(Data listing)
_ _ _ _ _ _ _

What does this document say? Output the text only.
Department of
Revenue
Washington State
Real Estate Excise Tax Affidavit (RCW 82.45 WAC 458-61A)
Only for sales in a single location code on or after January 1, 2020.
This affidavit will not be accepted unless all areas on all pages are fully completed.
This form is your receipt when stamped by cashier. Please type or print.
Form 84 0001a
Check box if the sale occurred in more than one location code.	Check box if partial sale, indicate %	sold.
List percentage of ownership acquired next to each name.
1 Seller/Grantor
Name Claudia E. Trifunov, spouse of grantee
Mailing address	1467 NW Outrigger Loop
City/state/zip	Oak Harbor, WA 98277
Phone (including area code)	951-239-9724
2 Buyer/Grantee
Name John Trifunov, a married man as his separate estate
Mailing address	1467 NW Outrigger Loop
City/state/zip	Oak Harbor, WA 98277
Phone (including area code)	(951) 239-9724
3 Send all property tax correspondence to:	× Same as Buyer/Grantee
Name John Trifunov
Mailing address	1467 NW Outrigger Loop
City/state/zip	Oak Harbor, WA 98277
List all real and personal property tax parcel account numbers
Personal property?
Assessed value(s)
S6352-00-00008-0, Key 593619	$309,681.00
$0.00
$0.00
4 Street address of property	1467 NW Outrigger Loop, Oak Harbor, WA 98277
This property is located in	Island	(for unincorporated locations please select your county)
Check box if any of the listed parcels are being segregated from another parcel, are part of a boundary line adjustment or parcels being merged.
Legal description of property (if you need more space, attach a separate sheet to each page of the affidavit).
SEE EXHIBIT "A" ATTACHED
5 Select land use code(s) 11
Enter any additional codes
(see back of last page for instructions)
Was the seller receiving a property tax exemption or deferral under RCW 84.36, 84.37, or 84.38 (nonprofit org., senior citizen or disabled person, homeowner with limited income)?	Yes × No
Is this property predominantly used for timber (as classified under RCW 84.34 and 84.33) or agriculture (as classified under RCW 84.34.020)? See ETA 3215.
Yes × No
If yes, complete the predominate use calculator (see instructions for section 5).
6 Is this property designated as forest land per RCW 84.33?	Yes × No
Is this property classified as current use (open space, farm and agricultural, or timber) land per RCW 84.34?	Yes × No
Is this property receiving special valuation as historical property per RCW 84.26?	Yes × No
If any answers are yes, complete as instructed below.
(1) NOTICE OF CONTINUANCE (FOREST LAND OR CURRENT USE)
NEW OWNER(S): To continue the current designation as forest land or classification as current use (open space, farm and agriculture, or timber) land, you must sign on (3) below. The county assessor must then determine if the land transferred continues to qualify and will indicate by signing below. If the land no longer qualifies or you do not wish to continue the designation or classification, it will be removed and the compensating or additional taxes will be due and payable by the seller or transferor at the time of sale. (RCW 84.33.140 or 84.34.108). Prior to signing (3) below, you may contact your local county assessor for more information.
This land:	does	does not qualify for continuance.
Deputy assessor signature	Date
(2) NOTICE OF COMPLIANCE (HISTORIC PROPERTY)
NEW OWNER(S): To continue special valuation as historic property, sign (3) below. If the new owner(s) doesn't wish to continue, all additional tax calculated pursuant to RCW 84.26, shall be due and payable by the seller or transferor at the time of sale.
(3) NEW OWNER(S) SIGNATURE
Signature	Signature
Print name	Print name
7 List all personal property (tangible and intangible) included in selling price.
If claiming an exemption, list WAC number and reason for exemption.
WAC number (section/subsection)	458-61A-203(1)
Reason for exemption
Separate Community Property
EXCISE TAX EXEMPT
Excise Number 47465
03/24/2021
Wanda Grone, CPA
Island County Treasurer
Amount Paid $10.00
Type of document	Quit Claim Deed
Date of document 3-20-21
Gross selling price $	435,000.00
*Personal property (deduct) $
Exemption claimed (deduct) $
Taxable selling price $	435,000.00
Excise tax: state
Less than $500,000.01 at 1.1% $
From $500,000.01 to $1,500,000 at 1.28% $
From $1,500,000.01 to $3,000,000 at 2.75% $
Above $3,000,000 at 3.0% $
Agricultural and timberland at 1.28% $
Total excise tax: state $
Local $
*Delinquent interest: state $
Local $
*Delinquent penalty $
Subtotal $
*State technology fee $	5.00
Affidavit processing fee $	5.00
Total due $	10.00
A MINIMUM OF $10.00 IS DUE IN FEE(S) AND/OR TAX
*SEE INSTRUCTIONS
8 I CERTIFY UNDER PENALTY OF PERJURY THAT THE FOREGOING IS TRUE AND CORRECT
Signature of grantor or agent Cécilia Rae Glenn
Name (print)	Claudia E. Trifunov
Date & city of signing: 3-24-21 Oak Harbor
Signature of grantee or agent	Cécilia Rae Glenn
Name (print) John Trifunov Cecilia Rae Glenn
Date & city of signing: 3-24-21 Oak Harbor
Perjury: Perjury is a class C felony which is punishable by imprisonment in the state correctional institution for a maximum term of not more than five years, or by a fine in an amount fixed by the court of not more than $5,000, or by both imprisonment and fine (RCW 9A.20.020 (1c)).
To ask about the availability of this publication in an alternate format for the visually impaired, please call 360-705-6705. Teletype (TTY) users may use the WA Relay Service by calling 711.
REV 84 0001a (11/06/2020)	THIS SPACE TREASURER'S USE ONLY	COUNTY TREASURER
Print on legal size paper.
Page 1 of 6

_ _ _ _ _ _ _

GIVEN REQUEST | Could you quote the material above in full, exactly as it stands?

WRITTEN SOLUTION |
What does this document say? Output the text only.
Department of
Revenue
Washington State
Real Estate Excise Tax Affidavit (RCW 82.45 WAC 458-61A)
Only for sales in a single location code on or after January 1, 2020.
This affidavit will not be accepted unless all areas on all pages are fully completed.
This form is your receipt when stamped by cashier. Please type or print.
Form 84 0001a
Check box if the sale occurred in more than one location code.	Check box if partial sale, indicate %	sold.
List percentage of ownership acquired next to each name.
1 Seller/Grantor
Name Claudia E. Trifunov, spouse of grantee
Mailing address	1467 NW Outrigger Loop
City/state/zip	Oak Harbor, WA 98277
Phone (including area code)	951-239-9724
2 Buyer/Grantee
Name John Trifunov, a married man as his separate estate
Mailing address	1467 NW Outrigger Loop
City/state/zip	Oak Harbor, WA 98277
Phone (including area code)	(951) 239-9724
3 Send all property tax correspondence to:	× Same as Buyer/Grantee
Name John Trifunov
Mailing address	1467 NW Outrigger Loop
City/state/zip	Oak Harbor, WA 98277
List all real and personal property tax parcel account numbers
Personal property?
Assessed value(s)
S6352-00-00008-0, Key 593619	$309,681.00
$0.00
$0.00
4 Street address of property	1467 NW Outrigger Loop, Oak Harbor, WA 98277
This property is located in	Island	(for unincorporated locations please select your county)
Check box if any of the listed parcels are being segregated from another parcel, are part of a boundary line adjustment or parcels being merged.
Legal description of property (if you need more space, attach a separate sheet to each page of the affidavit).
SEE EXHIBIT "A" ATTACHED
5 Select land use code(s) 11
Enter any additional codes
(see back of last page for instructions)
Was the seller receiving a property tax exemption or deferral under RCW 84.36, 84.37, or 84.38 (nonprofit org., senior citizen or disabled person, homeowner with limited income)?	Yes × No
Is this property predominantly used for timber (as classified under RCW 84.34 and 84.33) or agriculture (as classified under RCW 84.34.020)? See ETA 3215.
Yes × No
If yes, complete the predominate use calculator (see instructions for section 5).
6 Is this property designated as forest land per RCW 84.33?	Yes × No
Is this property classified as current use (open space, farm and agricultural, or timber) land per RCW 84.34?	Yes × No
Is this property receiving special valuation as historical property per RCW 84.26?	Yes × No
If any answers are yes, complete as instructed below.
(1) NOTICE OF CONTINUANCE (FOREST LAND OR CURRENT USE)
NEW OWNER(S): To continue the current designation as forest land or classification as current use (open space, farm and agriculture, or timber) land, you must sign on (3) below. The county assessor must then determine if the land transferred continues to qualify and will indicate by signing below. If the land no longer qualifies or you do not wish to continue the designation or classification, it will be removed and the compensating or additional taxes will be due and payable by the seller or transferor at the time of sale. (RCW 84.33.140 or 84.34.108). Prior to signing (3) below, you may contact your local county assessor for more information.
This land:	does	does not qualify for continuance.
Deputy assessor signature	Date
(2) NOTICE OF COMPLIANCE (HISTORIC PROPERTY)
NEW OWNER(S): To continue special valuation as historic property, sign (3) below. If the new owner(s) doesn't wish to continue, all additional tax calculated pursuant to RCW 84.26, shall be due and payable by the seller or transferor at the time of sale.
(3) NEW OWNER(S) SIGNATURE
Signature	Signature
Print name	Print name
7 List all personal property (tangible and intangible) included in selling price.
If claiming an exemption, list WAC number and reason for exemption.
WAC number (section/subsection)	458-61A-203(1)
Reason for exemption
Separate Community Property
EXCISE TAX EXEMPT
Excise Number 47465
03/24/2021
Wanda Grone, CPA
Island County Treasurer
Amount Paid $10.00
Type of document	Quit Claim Deed
Date of document 3-20-21
Gross selling price $	435,000.00
*Personal property (deduct) $
Exemption claimed (deduct) $
Taxable selling price $	435,000.00
Excise tax: state
Less than $500,000.01 at 1.1% $
From $500,000.01 to $1,500,000 at 1.28% $
From $1,500,000.01 to $3,000,000 at 2.75% $
Above $3,000,000 at 3.0% $
Agricultural and timberland at 1.28% $
Total excise tax: state $
Local $
*Delinquent interest: state $
Local $
*Delinquent penalty $
Subtotal $
*State technology fee $	5.00
Affidavit processing fee $	5.00
Total due $	10.00
A MINIMUM OF $10.00 IS DUE IN FEE(S) AND/OR TAX
*SEE INSTRUCTIONS
8 I CERTIFY UNDER PENALTY OF PERJURY THAT THE FOREGOING IS TRUE AND CORRECT
Signature of grantor or agent Cécilia Rae Glenn
Name (print)	Claudia E. Trifunov
Date & city of signing: 3-24-21 Oak Harbor
Signature of grantee or agent	Cécilia Rae Glenn
Name (print) John Trifunov Cecilia Rae Glenn
Date & city of signing: 3-24-21 Oak Harbor
Perjury: Perjury is a class C felony which is punishable by imprisonment in the state correctional institution for a maximum term of not more than five years, or by a fine in an amount fixed by the court of not more than $5,000, or by both imprisonment and fine (RCW 9A.20.020 (1c)).
To ask about the availability of this publication in an alternate format for the visually impaired, please call 360-705-6705. Teletype (TTY) users may use the WA Relay Service by calling 711.
REV 84 0001a (11/06/2020)	THIS SPACE TREASURER'S USE ONLY	COUNTY TREASURER
Print on legal size paper.
Page 1 of 6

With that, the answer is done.